> [GIVEN DATA]
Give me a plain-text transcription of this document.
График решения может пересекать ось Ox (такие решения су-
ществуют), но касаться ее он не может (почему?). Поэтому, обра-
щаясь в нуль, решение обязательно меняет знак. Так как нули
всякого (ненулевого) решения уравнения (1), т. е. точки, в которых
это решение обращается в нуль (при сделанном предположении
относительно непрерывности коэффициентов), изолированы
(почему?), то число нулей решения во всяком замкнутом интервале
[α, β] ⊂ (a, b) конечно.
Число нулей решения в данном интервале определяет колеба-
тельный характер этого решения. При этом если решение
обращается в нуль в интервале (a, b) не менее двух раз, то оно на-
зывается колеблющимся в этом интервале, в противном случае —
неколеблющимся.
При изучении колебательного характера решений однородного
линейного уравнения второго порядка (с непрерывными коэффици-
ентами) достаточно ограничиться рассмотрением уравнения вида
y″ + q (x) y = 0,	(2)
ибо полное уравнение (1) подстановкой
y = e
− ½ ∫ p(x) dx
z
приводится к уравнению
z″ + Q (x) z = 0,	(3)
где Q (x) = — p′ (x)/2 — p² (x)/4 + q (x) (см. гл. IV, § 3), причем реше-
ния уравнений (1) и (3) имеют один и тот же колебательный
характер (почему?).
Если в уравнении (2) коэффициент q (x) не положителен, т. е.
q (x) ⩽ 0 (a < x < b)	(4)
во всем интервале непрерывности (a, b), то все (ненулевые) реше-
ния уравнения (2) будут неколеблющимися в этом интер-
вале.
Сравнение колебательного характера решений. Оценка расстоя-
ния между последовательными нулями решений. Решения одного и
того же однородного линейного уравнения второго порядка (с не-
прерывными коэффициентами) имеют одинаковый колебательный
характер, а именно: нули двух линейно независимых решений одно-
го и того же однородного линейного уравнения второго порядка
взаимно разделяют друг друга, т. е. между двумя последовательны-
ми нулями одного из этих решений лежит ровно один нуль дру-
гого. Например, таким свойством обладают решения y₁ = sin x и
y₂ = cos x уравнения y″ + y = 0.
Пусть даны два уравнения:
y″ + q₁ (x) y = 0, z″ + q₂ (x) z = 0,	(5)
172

> [AIM OF THE TASK]
Write the data out again in full and exactly.

> [SOLUTION FOR THIS TASK]
Give me a plain-text transcription of this document.
График решения может пересекать ось Ox (такие решения су-
ществуют), но касаться ее он не может (почему?). Поэтому, обра-
щаясь в нуль, решение обязательно меняет знак. Так как нули
всякого (ненулевого) решения уравнения (1), т. е. точки, в которых
это решение обращается в нуль (при сделанном предположении
относительно непрерывности коэффициентов), изолированы
(почему?), то число нулей решения во всяком замкнутом интервале
[α, β] ⊂ (a, b) конечно.
Число нулей решения в данном интервале определяет колеба-
тельный характер этого решения. При этом если решение
обращается в нуль в интервале (a, b) не менее двух раз, то оно на-
зывается колеблющимся в этом интервале, в противном случае —
неколеблющимся.
При изучении колебательного характера решений однородного
линейного уравнения второго порядка (с непрерывными коэффици-
ентами) достаточно ограничиться рассмотрением уравнения вида
y″ + q (x) y = 0,	(2)
ибо полное уравнение (1) подстановкой
y = e
− ½ ∫ p(x) dx
z
приводится к уравнению
z″ + Q (x) z = 0,	(3)
где Q (x) = — p′ (x)/2 — p² (x)/4 + q (x) (см. гл. IV, § 3), причем реше-
ния уравнений (1) и (3) имеют один и тот же колебательный
характер (почему?).
Если в уравнении (2) коэффициент q (x) не положителен, т. е.
q (x) ⩽ 0 (a < x < b)	(4)
во всем интервале непрерывности (a, b), то все (ненулевые) реше-
ния уравнения (2) будут неколеблющимися в этом интер-
вале.
Сравнение колебательного характера решений. Оценка расстоя-
ния между последовательными нулями решений. Решения одного и
того же однородного линейного уравнения второго порядка (с не-
прерывными коэффициентами) имеют одинаковый колебательный
характер, а именно: нули двух линейно независимых решений одно-
го и того же однородного линейного уравнения второго порядка
взаимно разделяют друг друга, т. е. между двумя последовательны-
ми нулями одного из этих решений лежит ровно один нуль дру-
гого. Например, таким свойством обладают решения y₁ = sin x и
y₂ = cos x уравнения y″ + y = 0.
Пусть даны два уравнения:
y″ + q₁ (x) y = 0, z″ + q₂ (x) z = 0,	(5)
172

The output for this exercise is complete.